Work item
Please count the lines below that contain the word "Progenitors", and reply with that number alone.
BEGIN The data
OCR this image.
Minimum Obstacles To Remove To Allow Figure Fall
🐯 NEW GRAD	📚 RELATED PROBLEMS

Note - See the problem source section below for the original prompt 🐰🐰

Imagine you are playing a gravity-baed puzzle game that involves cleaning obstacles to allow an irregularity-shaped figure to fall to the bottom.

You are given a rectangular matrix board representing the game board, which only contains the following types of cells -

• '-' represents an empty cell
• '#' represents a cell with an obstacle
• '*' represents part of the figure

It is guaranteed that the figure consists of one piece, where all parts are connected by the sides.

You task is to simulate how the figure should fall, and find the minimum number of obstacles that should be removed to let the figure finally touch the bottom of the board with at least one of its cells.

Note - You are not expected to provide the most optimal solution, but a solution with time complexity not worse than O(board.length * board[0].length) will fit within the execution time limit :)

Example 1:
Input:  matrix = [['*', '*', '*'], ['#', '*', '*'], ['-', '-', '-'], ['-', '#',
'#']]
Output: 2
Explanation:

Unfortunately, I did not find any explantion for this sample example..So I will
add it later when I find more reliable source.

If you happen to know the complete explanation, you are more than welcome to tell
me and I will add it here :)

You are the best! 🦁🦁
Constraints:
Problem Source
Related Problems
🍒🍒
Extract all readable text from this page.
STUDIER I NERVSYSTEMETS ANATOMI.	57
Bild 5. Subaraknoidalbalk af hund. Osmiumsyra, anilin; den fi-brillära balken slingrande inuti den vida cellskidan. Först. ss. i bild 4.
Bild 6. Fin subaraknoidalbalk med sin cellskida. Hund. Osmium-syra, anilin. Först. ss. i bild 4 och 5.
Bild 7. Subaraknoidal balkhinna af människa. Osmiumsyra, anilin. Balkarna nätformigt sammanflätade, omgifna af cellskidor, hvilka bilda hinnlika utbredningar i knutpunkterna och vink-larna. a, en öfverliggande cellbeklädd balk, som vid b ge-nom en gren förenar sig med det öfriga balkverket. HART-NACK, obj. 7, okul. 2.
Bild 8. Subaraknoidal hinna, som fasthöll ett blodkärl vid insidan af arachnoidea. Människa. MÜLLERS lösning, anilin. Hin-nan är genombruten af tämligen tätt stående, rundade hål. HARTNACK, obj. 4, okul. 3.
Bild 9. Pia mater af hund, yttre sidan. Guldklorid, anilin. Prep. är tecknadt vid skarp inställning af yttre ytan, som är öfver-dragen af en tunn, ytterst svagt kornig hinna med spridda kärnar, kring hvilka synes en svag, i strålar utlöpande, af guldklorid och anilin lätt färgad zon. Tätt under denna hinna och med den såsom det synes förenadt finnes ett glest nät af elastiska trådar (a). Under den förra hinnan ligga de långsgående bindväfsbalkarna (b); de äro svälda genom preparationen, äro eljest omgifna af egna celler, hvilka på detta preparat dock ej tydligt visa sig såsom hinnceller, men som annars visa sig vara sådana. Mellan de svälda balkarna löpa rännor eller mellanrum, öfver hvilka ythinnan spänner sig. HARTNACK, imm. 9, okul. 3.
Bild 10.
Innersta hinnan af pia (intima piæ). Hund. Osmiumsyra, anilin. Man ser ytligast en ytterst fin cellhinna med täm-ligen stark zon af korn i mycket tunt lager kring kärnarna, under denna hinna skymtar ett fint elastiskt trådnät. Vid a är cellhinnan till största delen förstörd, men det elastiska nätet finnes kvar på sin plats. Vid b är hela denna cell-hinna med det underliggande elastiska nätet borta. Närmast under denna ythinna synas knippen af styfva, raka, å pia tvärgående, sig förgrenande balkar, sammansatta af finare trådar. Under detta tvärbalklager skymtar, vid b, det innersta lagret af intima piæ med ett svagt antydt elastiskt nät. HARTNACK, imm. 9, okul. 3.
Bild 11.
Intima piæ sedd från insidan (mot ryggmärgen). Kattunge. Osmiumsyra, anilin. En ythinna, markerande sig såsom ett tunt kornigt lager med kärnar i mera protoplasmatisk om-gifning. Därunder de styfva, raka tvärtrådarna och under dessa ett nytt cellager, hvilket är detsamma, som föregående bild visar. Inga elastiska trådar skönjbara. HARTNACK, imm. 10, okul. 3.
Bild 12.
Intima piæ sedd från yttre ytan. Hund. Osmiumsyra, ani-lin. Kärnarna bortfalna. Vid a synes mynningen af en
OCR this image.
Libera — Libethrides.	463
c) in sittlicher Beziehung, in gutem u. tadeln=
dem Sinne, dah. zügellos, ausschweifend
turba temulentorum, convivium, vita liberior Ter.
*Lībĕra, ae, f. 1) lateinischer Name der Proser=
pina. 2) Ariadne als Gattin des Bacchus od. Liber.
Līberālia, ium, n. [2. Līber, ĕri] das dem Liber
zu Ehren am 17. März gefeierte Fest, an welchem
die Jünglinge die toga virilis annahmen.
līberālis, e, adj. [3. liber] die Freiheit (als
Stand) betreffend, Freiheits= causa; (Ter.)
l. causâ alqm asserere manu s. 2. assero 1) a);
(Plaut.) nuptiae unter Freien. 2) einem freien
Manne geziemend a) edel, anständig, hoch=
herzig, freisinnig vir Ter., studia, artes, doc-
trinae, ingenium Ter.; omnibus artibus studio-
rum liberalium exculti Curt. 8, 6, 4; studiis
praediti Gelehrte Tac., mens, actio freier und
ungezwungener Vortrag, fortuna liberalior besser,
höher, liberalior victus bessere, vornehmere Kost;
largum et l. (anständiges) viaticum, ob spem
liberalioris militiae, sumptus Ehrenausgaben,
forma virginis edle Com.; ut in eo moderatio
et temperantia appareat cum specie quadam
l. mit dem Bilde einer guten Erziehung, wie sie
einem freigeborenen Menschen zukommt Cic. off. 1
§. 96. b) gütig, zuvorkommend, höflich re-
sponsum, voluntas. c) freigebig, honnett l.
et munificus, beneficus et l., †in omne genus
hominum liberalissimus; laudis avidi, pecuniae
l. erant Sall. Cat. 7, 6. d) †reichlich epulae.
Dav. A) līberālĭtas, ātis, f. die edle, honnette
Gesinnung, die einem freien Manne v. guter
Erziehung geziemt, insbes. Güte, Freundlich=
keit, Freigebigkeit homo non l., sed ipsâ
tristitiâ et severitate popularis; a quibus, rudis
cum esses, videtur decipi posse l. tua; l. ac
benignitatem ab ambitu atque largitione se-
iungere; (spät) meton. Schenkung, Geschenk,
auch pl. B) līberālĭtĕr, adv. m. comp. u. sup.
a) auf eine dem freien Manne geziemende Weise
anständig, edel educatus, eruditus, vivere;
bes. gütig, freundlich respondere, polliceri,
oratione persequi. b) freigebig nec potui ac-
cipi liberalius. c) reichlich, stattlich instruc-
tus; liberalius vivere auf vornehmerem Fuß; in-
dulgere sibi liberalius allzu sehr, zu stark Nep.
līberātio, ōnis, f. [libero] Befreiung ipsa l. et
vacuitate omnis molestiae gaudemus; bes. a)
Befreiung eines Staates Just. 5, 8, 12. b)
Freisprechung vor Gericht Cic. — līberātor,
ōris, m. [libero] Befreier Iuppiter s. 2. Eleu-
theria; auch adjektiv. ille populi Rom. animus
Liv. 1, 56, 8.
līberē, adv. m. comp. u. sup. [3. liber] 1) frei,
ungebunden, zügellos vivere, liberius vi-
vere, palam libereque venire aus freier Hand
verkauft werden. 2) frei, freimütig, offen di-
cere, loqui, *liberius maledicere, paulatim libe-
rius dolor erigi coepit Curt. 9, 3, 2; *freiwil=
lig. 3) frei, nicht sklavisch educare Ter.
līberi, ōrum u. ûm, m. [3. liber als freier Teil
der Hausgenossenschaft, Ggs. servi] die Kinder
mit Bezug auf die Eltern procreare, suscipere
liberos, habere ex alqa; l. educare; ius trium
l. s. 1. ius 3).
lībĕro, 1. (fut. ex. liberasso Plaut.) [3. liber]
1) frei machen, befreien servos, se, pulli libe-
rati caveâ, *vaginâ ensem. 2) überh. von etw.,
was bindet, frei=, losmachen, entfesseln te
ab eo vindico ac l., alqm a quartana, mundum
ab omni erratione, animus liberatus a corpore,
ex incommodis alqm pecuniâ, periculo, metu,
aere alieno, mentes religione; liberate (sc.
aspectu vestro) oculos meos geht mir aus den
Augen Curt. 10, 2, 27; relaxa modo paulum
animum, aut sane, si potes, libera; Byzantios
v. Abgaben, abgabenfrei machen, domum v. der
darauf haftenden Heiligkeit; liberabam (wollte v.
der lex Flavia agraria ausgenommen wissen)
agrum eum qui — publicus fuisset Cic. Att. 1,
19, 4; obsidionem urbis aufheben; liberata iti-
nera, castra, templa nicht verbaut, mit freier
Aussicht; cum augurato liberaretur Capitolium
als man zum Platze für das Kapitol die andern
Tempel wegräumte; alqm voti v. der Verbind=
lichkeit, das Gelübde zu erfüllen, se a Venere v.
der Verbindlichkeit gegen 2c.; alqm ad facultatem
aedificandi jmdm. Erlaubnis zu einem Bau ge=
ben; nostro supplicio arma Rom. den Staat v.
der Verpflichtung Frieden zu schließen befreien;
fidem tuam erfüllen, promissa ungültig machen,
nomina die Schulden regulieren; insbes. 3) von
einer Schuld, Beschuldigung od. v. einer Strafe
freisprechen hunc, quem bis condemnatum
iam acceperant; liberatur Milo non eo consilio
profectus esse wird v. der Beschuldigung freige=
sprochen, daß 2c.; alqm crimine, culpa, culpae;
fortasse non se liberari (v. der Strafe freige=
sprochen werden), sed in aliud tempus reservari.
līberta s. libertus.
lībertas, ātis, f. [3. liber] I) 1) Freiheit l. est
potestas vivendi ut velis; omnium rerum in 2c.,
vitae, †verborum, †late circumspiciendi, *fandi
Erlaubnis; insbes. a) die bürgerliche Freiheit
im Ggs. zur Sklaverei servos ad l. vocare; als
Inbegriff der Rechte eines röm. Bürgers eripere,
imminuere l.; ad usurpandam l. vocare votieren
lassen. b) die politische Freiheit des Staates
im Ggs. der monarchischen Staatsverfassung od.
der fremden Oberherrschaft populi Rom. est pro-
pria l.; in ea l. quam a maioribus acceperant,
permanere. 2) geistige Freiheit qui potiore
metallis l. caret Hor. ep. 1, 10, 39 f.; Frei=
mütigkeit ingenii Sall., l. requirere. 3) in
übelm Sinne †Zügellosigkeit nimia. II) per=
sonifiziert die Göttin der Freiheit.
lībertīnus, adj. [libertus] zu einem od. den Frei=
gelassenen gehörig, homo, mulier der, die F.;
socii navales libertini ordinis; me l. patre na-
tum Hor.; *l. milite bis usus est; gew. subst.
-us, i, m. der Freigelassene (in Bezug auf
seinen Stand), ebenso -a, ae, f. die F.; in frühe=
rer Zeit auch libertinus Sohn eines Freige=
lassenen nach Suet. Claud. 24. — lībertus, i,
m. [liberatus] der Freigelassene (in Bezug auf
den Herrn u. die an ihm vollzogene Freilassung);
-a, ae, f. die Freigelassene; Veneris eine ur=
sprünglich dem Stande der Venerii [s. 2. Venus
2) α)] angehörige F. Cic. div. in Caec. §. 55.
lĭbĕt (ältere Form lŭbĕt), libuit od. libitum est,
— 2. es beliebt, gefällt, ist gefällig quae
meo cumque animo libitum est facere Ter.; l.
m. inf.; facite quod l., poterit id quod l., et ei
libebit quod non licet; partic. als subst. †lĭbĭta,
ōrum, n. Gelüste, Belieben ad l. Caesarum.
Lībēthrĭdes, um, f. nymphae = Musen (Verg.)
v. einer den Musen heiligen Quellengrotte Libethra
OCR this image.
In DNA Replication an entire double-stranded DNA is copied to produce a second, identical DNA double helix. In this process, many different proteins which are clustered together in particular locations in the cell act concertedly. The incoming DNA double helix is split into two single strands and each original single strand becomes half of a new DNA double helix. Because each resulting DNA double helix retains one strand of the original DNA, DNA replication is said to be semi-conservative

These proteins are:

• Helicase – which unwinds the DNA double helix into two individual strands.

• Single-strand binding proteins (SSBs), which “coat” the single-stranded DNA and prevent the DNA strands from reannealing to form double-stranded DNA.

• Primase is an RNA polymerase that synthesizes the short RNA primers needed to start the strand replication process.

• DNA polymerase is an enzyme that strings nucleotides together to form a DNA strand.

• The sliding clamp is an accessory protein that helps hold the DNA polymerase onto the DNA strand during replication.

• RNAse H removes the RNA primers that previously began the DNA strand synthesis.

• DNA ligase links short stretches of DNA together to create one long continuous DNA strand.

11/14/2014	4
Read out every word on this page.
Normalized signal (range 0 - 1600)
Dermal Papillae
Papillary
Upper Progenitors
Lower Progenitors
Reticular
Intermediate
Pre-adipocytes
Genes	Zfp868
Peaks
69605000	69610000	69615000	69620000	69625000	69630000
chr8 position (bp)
END The data
Response below
2